> **Task statement**
How many lines of these entries hold the string "Page"? Answer with the number alone.

> **Raw data**
_ _ _ _

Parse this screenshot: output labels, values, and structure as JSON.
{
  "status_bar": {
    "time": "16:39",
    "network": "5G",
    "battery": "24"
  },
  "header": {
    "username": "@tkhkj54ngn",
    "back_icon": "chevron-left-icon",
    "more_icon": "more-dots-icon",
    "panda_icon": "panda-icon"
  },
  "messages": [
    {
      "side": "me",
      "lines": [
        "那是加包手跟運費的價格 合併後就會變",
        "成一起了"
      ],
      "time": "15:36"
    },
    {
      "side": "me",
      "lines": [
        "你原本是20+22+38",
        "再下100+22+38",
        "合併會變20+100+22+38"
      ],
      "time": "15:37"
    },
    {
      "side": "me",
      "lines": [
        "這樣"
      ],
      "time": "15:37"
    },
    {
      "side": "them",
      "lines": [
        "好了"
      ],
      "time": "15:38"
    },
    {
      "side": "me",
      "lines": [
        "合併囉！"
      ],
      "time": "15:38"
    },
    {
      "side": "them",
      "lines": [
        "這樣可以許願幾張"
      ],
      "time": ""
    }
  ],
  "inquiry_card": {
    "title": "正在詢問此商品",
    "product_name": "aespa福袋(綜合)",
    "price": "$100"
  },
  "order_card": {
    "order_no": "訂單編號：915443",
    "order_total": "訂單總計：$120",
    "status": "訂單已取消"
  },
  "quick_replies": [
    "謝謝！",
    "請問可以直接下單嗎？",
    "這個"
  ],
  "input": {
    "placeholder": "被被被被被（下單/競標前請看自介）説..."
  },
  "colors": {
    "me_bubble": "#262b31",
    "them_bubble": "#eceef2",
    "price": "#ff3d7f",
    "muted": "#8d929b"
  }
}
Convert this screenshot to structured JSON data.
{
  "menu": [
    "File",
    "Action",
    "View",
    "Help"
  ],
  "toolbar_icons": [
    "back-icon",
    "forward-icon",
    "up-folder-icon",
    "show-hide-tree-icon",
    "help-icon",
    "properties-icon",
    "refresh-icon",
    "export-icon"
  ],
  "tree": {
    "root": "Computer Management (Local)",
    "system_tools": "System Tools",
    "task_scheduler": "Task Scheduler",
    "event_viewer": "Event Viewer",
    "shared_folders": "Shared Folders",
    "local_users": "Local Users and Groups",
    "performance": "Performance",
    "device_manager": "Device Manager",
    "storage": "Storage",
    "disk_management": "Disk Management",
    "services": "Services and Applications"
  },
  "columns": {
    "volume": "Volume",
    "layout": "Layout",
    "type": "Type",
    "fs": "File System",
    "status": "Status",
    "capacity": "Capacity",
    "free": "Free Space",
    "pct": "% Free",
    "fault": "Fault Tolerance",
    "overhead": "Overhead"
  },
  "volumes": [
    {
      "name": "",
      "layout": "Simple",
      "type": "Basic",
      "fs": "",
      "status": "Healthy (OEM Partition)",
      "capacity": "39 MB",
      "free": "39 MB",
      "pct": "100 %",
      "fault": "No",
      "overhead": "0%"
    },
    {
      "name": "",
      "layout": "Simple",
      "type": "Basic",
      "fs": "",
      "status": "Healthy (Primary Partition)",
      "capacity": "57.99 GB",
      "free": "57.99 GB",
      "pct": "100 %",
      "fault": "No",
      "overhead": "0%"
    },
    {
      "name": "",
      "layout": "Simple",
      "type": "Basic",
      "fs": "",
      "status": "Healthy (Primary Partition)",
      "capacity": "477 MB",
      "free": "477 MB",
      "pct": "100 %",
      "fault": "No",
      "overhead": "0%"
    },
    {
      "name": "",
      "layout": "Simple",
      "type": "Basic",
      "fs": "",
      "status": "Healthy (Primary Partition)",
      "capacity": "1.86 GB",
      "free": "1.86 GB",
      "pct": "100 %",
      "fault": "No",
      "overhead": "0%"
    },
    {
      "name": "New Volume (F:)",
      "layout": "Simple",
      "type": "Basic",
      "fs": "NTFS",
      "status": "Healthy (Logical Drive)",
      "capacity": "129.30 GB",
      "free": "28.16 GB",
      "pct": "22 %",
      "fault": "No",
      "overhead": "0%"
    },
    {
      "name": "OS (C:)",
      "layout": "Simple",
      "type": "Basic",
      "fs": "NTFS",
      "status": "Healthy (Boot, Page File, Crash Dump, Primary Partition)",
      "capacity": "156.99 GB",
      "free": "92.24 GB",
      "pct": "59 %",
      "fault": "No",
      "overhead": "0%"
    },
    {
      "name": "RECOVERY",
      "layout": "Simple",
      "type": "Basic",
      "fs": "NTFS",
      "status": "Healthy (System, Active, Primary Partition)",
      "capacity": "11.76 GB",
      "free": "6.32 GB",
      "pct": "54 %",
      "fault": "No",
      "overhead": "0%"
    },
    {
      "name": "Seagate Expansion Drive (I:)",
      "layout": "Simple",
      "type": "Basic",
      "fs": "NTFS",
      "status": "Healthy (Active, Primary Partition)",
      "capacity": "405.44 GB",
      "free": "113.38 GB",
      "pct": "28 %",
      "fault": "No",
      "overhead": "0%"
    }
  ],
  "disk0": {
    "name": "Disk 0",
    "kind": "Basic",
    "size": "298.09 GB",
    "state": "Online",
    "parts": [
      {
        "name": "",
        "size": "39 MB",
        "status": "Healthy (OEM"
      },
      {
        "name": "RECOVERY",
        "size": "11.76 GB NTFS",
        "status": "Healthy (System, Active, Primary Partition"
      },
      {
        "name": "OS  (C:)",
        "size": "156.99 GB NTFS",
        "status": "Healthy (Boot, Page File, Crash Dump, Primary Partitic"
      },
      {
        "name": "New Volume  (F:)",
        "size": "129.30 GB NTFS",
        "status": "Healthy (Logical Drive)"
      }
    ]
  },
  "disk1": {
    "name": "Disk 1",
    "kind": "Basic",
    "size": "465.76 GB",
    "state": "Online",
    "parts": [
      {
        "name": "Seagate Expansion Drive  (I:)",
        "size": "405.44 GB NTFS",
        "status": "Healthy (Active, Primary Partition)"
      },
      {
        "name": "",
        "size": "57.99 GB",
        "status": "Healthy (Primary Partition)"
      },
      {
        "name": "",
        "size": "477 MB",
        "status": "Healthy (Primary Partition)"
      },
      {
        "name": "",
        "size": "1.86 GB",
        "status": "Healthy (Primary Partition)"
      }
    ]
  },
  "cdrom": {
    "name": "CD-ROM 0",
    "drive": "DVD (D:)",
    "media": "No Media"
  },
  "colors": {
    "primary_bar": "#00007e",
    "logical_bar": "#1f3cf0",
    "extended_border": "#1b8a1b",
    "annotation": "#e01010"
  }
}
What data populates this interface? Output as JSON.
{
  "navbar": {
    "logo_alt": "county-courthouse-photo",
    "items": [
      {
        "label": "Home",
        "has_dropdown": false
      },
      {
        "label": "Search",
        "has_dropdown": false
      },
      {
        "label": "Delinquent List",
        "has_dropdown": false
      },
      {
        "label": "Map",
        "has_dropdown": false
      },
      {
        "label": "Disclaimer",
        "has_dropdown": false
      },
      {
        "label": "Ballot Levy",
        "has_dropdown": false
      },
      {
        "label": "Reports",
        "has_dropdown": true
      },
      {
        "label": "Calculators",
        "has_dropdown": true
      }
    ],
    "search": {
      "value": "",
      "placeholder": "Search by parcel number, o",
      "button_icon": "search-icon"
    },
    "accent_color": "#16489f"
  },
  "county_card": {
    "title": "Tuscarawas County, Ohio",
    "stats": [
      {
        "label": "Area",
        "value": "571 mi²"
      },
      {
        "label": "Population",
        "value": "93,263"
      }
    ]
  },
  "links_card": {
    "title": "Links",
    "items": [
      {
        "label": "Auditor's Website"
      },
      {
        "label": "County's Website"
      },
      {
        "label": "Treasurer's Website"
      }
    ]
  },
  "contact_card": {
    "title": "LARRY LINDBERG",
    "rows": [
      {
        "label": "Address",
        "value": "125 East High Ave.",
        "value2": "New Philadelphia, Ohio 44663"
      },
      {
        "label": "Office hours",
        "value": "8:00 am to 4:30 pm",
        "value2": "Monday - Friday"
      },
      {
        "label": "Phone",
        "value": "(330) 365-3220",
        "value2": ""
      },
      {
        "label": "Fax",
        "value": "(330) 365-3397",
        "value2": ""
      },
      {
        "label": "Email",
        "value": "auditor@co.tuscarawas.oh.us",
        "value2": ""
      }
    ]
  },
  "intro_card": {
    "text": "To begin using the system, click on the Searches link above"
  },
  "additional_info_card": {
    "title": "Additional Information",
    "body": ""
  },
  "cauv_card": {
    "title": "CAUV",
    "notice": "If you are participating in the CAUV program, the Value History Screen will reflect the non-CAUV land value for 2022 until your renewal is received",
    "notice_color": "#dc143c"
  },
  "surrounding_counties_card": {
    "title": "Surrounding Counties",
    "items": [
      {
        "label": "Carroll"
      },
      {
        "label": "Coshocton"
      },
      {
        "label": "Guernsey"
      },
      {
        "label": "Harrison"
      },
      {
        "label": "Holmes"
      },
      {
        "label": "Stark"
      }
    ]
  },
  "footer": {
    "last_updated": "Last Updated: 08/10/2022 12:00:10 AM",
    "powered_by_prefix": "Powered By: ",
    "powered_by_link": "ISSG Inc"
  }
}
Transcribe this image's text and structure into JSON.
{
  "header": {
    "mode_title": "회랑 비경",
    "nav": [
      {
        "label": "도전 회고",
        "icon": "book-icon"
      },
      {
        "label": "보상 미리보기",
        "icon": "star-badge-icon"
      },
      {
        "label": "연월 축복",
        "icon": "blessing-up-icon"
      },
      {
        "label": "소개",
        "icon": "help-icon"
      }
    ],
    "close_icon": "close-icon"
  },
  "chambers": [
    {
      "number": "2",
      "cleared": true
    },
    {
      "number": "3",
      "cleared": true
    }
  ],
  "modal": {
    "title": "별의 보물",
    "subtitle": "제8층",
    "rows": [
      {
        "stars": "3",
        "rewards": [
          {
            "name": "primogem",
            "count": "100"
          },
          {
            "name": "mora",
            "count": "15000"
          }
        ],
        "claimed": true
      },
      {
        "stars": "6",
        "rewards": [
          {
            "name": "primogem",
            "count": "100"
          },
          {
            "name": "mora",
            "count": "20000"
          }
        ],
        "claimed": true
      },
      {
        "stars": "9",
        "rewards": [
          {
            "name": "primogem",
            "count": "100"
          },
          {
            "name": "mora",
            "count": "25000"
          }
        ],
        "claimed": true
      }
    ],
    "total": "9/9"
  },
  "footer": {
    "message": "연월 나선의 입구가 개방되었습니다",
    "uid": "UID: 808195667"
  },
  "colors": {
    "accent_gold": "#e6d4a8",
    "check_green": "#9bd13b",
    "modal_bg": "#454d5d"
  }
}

_ _ _ _

> **Answer in full**
2